▸ **WHAT THE TASK REQUIRES**
Go through the data below and gather each line containing "brand".

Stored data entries
:::::

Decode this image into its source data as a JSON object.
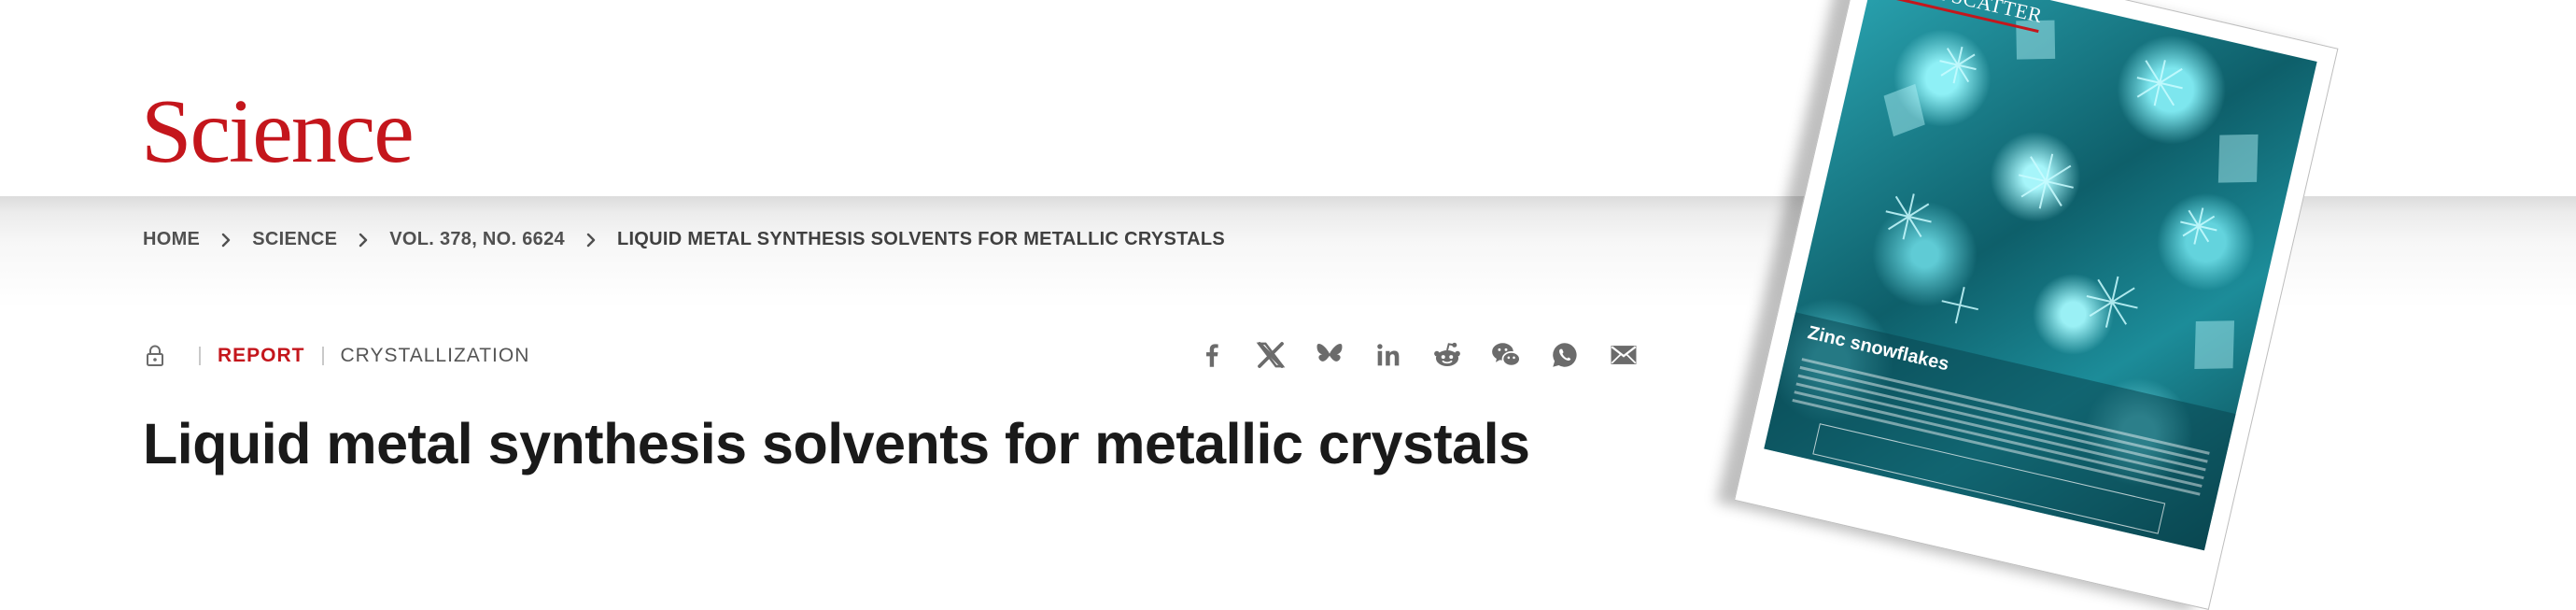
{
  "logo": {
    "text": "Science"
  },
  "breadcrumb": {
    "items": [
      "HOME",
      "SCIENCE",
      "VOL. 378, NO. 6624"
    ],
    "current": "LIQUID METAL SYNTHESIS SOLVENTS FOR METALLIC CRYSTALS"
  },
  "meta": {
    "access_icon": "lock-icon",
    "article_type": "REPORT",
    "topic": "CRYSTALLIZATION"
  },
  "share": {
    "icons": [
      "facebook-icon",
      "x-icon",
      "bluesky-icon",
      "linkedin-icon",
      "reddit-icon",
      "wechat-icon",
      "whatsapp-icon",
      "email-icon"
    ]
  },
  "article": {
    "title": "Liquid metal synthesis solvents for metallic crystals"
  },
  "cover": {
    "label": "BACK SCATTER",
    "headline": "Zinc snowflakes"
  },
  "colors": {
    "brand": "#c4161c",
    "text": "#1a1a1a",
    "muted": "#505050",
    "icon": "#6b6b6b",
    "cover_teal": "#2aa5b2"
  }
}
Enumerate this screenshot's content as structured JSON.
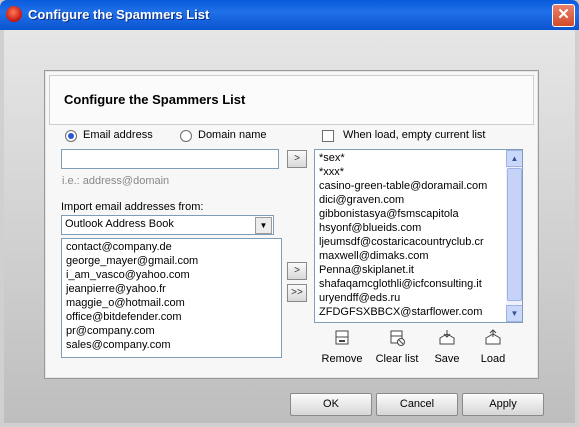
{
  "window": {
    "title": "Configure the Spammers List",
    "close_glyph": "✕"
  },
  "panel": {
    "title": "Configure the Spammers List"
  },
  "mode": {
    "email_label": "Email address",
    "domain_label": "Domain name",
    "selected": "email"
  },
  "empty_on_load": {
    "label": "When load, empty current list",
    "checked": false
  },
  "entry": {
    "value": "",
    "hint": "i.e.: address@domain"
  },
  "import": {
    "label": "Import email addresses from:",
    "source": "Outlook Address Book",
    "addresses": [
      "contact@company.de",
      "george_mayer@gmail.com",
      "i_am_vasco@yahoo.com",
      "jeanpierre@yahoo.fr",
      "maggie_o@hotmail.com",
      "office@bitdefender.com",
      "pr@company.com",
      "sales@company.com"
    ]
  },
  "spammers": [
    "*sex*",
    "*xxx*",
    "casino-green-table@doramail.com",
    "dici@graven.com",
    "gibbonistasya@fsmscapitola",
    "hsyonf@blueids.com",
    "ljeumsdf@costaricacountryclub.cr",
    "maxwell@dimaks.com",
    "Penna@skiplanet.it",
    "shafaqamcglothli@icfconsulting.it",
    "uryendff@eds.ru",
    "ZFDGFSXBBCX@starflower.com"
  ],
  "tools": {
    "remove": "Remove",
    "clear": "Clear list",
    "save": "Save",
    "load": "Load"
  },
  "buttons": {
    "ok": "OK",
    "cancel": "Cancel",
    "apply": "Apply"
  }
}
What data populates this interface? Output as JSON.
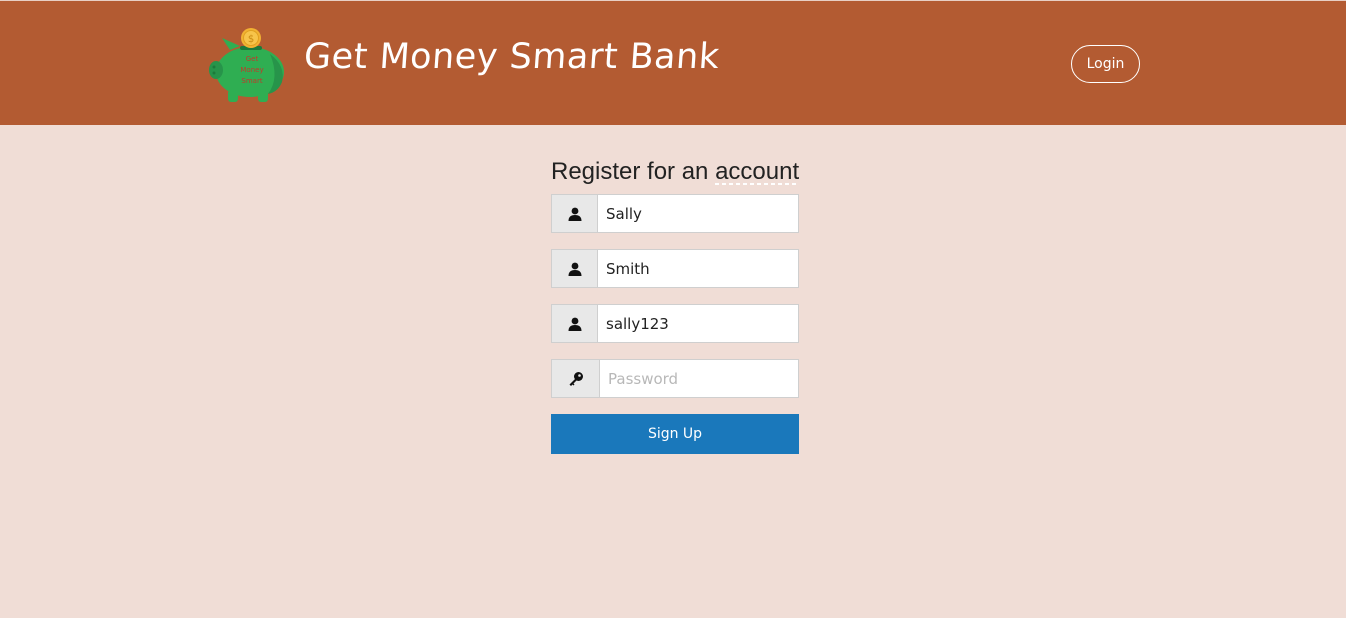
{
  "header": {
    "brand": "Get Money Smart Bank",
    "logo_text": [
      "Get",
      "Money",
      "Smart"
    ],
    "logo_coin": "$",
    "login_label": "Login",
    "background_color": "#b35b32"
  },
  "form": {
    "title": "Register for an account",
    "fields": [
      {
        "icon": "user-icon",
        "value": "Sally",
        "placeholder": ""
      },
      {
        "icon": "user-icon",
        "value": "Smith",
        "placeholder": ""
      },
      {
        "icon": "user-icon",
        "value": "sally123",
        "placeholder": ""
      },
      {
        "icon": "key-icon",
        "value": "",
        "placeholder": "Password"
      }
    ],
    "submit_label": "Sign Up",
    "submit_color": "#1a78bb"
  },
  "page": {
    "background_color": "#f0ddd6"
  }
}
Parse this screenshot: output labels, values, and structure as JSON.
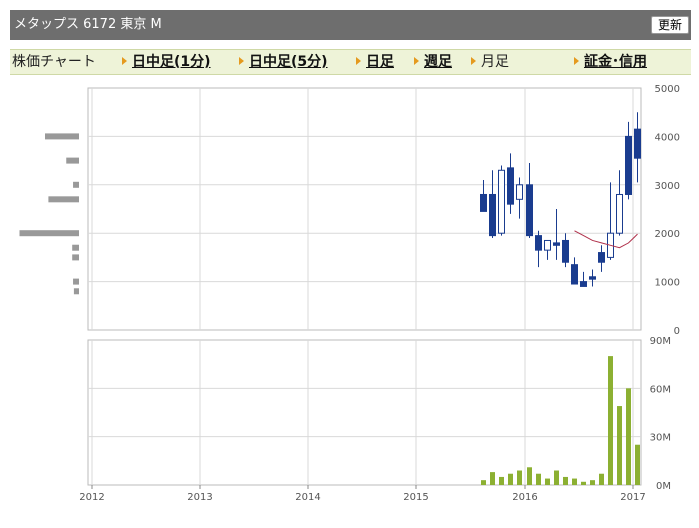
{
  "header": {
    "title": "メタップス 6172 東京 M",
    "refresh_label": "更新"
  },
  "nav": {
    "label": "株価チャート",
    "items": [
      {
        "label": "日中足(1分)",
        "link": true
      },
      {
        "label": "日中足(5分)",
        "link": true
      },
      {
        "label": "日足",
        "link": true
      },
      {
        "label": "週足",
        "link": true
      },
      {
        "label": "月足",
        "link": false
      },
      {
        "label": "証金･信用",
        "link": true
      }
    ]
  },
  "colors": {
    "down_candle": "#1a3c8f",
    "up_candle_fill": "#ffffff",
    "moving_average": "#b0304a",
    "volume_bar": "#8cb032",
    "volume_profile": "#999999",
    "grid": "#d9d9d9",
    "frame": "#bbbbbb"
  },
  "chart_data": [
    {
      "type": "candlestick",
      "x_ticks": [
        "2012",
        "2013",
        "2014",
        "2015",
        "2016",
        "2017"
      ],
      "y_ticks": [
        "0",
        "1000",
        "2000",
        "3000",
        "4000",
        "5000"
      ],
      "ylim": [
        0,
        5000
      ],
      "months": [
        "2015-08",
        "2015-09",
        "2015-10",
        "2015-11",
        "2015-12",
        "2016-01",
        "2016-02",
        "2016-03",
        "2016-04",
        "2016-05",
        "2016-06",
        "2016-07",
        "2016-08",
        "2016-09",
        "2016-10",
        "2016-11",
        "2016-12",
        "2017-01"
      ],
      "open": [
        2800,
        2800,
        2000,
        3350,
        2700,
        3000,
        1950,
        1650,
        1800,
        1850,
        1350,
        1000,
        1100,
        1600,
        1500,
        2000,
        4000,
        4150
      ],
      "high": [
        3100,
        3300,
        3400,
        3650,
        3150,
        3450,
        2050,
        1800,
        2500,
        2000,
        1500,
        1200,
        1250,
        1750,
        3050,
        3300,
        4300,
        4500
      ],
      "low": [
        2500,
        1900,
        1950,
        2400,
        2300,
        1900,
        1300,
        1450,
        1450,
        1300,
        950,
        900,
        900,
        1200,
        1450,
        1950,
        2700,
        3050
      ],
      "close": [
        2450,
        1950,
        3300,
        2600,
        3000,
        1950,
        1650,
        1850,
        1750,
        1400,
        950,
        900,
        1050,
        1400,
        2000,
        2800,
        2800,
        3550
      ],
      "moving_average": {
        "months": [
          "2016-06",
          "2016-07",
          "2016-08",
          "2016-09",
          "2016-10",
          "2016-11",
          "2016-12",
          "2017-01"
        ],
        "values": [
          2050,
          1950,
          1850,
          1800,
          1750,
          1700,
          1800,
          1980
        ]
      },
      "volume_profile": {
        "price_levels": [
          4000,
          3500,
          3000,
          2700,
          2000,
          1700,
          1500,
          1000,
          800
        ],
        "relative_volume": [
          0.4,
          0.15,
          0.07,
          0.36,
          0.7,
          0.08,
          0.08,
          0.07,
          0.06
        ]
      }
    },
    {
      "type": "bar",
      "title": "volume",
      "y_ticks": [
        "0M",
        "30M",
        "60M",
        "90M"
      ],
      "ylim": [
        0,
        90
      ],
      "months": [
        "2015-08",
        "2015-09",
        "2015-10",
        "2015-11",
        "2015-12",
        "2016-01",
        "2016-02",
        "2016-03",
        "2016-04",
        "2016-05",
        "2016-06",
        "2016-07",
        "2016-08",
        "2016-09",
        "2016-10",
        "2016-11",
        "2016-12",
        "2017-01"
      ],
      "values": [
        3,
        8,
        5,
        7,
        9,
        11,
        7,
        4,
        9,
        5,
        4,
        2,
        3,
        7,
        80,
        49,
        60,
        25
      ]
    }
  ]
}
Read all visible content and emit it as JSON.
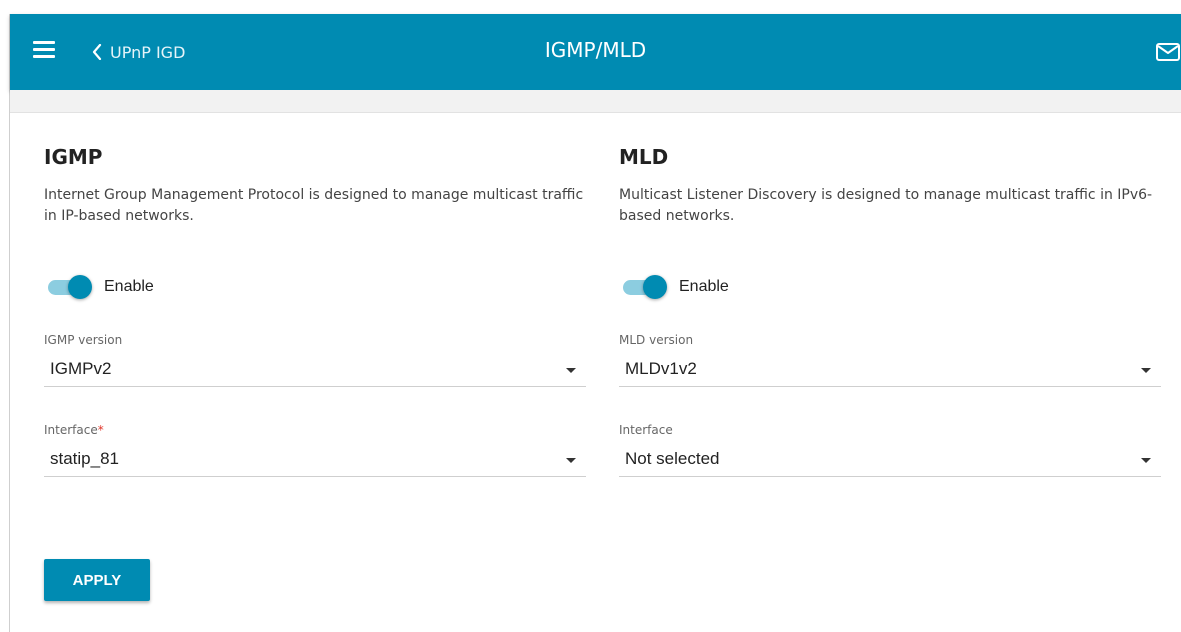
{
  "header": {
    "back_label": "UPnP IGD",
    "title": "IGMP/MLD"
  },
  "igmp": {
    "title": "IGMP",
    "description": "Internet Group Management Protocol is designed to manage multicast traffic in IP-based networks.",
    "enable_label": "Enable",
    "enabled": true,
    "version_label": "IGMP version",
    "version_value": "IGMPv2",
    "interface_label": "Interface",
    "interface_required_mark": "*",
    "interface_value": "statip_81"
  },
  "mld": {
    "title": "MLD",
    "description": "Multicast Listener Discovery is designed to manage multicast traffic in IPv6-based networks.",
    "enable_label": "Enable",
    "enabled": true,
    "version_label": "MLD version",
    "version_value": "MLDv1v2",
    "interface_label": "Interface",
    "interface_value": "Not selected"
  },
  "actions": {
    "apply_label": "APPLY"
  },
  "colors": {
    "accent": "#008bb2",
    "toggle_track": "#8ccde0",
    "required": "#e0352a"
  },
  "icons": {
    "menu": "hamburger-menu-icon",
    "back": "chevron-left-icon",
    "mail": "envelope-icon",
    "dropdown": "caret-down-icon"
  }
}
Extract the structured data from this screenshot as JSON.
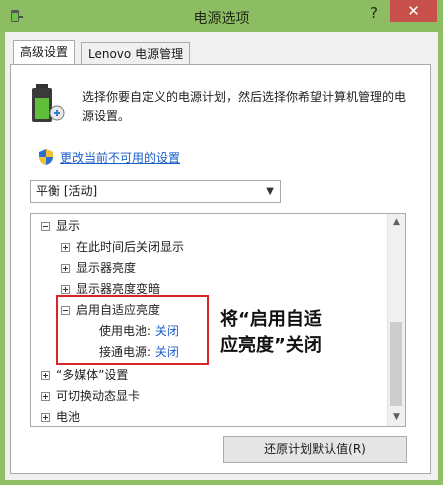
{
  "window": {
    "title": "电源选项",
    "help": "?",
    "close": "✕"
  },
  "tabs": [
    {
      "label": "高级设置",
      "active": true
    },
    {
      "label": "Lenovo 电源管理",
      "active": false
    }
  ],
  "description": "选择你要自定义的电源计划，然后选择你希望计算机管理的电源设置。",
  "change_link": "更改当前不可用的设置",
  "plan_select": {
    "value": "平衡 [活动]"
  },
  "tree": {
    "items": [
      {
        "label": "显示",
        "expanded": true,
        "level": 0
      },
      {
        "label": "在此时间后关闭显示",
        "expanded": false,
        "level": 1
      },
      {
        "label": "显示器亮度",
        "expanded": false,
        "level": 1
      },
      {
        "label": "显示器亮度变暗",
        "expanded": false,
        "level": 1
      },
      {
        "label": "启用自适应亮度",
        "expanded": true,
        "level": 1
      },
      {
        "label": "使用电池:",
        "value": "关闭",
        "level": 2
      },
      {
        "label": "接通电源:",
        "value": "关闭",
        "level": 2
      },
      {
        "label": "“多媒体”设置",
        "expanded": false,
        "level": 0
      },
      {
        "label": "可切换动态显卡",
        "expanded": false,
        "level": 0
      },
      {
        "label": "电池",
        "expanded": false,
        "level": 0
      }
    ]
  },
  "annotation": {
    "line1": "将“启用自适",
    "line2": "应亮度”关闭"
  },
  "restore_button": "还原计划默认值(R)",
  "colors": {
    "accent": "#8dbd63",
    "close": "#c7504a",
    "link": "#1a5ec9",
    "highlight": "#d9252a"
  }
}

:::::

▸ **TASK OUTPUT**
    "brand": "#c4161c",
    "brand": "Get Money Smart Bank",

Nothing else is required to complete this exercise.